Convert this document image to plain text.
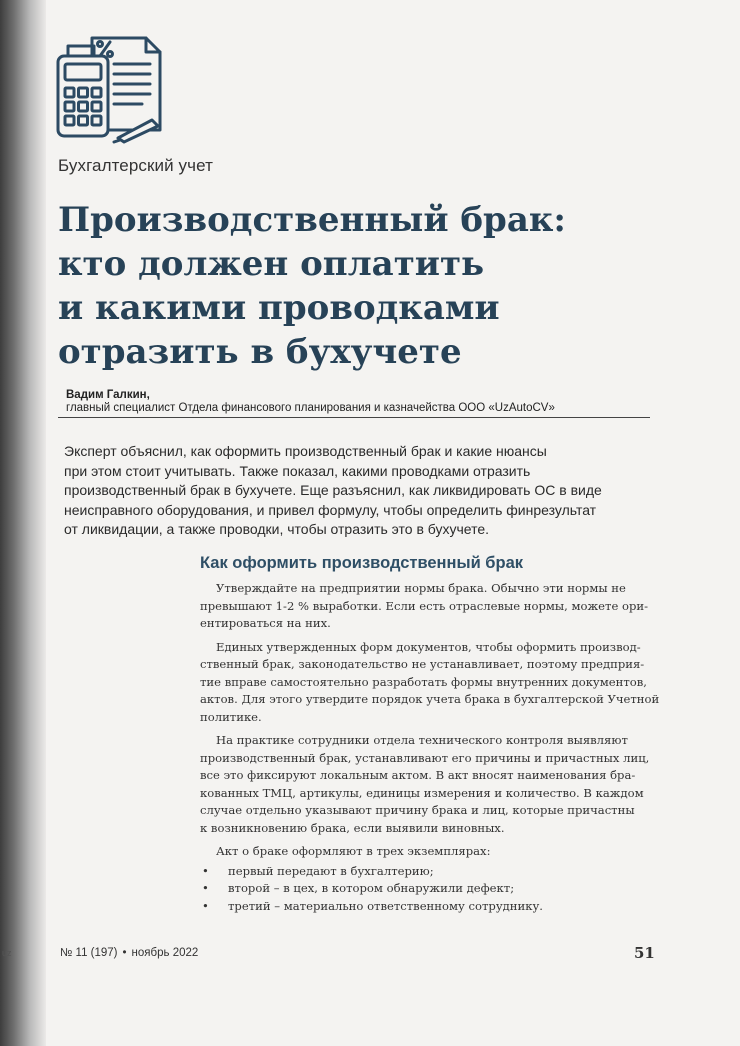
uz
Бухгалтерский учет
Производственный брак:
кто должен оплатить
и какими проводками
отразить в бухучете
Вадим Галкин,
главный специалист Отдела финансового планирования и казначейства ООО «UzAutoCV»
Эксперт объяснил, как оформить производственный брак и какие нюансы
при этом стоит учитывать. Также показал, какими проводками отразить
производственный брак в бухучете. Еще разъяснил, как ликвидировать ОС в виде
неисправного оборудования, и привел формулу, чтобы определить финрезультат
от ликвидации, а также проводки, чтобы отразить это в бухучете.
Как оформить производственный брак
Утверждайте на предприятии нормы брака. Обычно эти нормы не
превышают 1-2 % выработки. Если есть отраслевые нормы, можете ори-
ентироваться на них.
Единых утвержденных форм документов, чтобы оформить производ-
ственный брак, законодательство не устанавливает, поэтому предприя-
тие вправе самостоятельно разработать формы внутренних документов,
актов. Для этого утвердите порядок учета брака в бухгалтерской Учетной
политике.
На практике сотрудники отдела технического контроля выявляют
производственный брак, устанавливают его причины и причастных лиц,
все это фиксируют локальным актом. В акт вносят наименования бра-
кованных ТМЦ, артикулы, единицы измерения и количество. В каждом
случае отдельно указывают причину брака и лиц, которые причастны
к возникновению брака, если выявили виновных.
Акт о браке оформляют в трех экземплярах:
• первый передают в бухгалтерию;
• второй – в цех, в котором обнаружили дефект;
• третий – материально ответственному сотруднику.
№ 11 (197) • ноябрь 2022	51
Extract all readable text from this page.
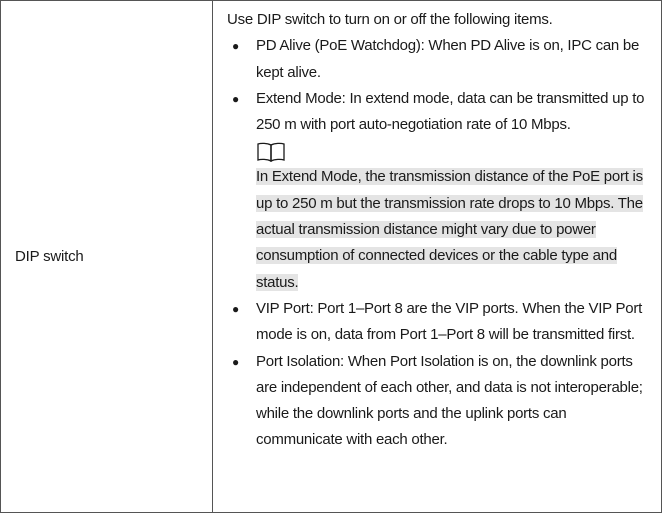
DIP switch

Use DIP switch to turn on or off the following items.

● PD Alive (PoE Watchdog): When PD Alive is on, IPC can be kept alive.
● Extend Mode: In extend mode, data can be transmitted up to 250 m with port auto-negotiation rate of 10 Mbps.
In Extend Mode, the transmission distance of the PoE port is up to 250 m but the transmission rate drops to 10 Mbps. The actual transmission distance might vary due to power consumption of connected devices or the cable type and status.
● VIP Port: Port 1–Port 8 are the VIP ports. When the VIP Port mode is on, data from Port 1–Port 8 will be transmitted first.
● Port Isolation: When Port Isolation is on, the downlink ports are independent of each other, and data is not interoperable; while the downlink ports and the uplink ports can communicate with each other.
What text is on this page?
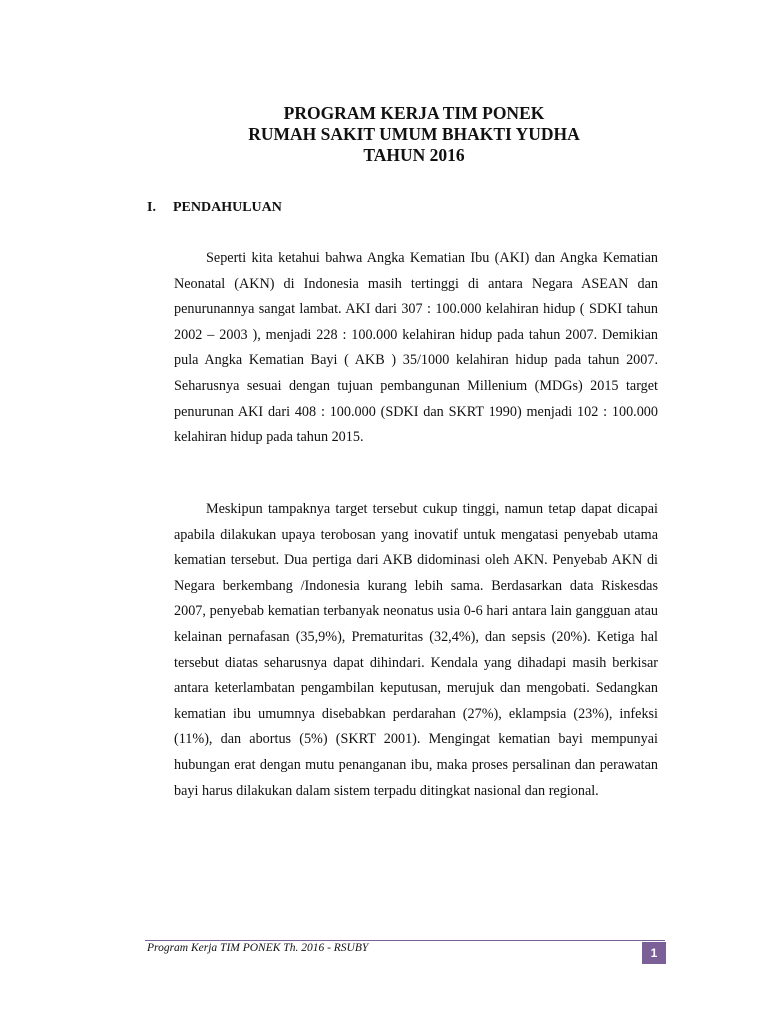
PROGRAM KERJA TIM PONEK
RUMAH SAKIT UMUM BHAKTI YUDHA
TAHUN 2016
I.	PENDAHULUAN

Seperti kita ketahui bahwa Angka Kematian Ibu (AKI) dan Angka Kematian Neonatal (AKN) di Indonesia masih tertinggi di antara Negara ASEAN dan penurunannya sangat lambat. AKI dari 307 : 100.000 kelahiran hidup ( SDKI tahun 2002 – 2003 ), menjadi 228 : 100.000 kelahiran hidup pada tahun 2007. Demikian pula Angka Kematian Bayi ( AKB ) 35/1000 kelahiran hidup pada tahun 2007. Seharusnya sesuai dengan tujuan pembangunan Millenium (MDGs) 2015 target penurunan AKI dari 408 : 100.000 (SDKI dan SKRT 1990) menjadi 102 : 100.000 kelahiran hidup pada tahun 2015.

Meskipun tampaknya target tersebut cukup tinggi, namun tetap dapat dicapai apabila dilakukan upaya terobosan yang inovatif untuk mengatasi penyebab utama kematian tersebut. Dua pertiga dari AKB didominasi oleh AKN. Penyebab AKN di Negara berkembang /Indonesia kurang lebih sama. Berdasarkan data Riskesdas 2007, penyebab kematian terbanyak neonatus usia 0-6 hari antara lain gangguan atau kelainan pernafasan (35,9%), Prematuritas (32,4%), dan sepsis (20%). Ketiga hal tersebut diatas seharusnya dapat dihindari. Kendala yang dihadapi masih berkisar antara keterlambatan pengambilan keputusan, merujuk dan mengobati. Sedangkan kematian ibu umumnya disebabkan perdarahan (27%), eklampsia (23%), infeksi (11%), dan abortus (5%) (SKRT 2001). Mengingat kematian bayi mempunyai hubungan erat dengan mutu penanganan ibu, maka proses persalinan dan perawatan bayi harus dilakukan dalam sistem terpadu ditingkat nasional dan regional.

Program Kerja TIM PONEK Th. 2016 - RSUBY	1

* * *

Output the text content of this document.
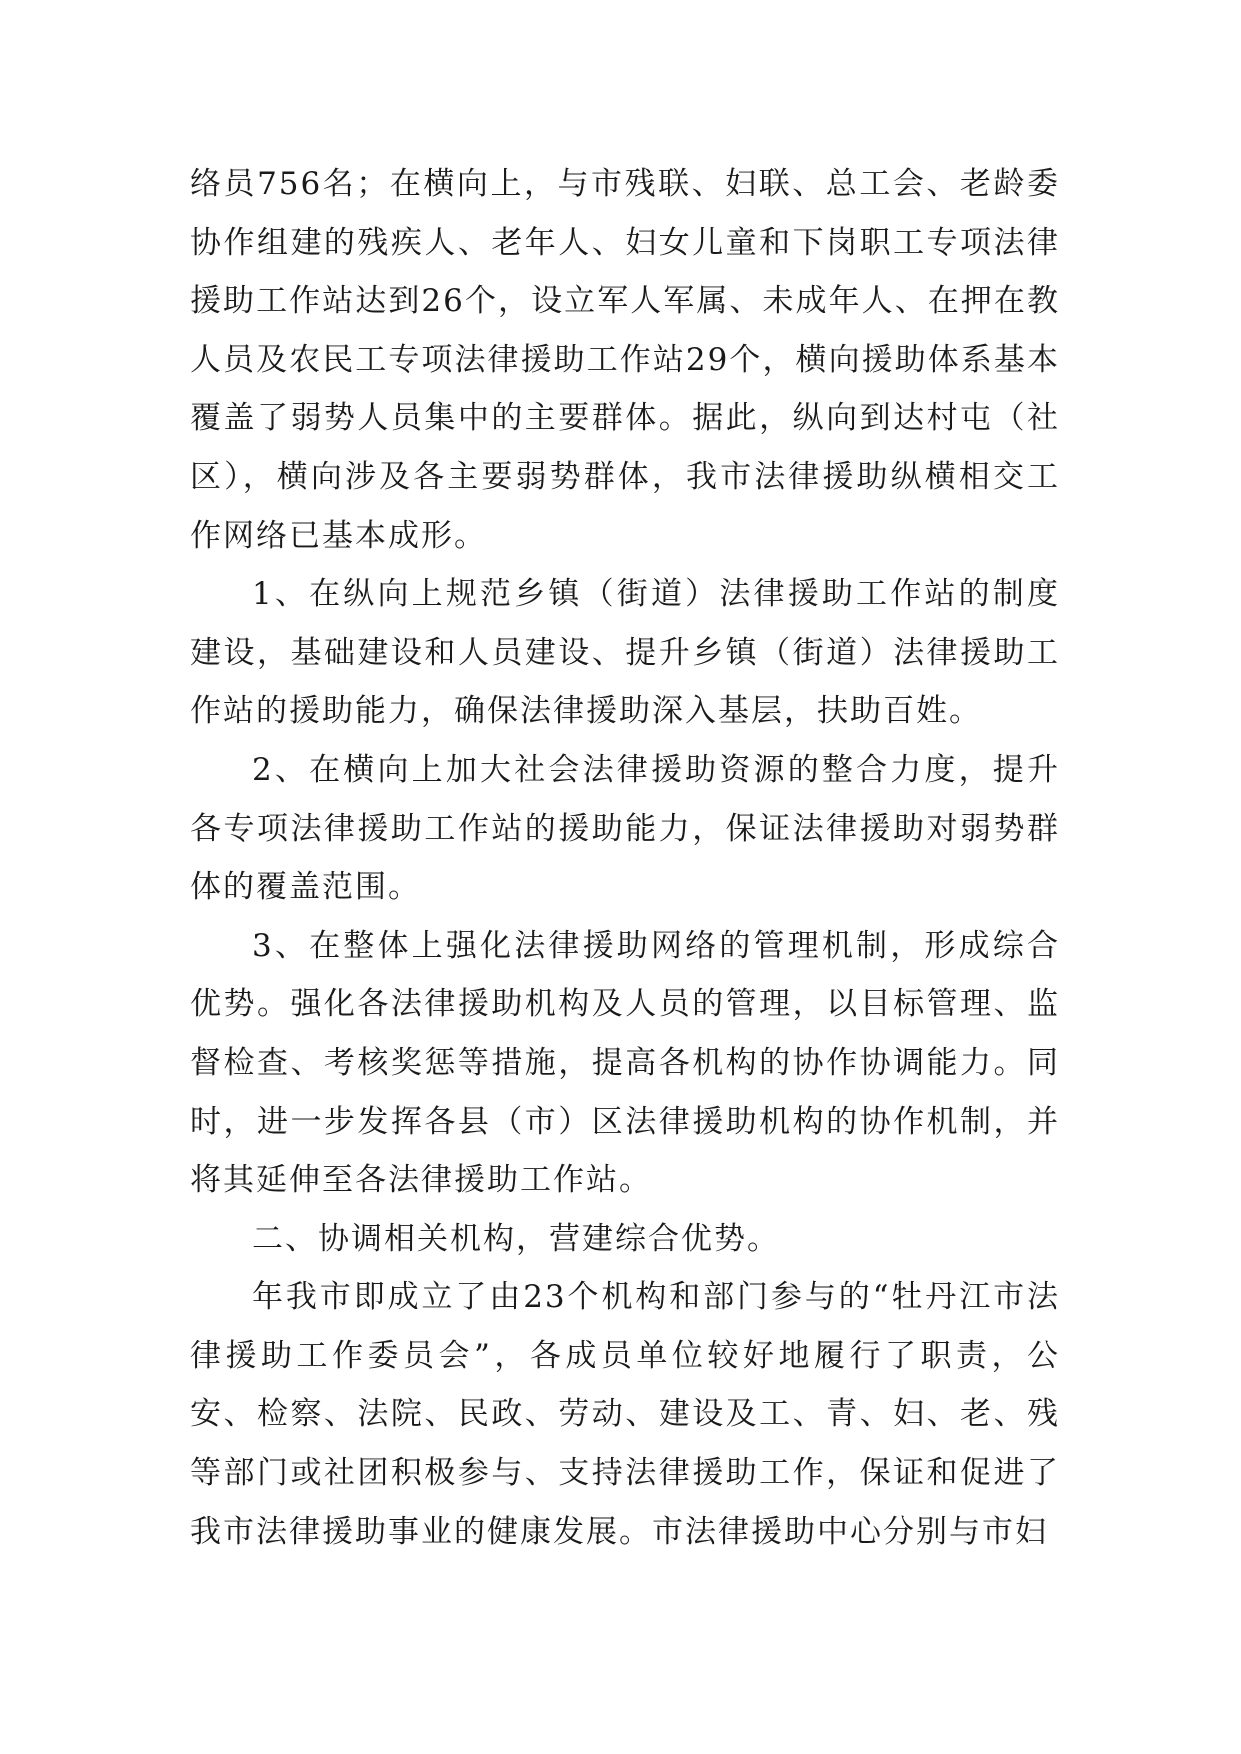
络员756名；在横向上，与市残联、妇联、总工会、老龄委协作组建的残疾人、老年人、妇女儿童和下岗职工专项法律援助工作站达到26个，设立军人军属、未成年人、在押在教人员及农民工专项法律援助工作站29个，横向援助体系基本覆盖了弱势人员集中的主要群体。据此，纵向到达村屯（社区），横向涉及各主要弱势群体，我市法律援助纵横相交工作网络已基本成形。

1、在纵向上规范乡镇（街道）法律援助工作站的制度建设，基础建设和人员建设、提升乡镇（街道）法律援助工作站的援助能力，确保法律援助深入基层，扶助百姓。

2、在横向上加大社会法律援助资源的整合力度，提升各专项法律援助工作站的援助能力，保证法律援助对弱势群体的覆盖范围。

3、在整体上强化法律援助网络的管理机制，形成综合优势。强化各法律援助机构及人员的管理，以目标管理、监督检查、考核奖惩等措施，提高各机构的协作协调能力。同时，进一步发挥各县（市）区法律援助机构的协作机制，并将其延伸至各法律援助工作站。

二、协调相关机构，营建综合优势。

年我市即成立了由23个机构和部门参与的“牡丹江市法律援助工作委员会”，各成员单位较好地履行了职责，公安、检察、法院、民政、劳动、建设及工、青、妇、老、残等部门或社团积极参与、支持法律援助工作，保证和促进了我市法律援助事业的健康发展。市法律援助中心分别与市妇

# Exercise instructions
Identify every line above with the string "отразить" in it. Copy those lines.

# The result
отразить в бухучете
при этом стоит учитывать. Также показал, какими проводками отразить
от ликвидации, а также проводки, чтобы отразить это в бухучете.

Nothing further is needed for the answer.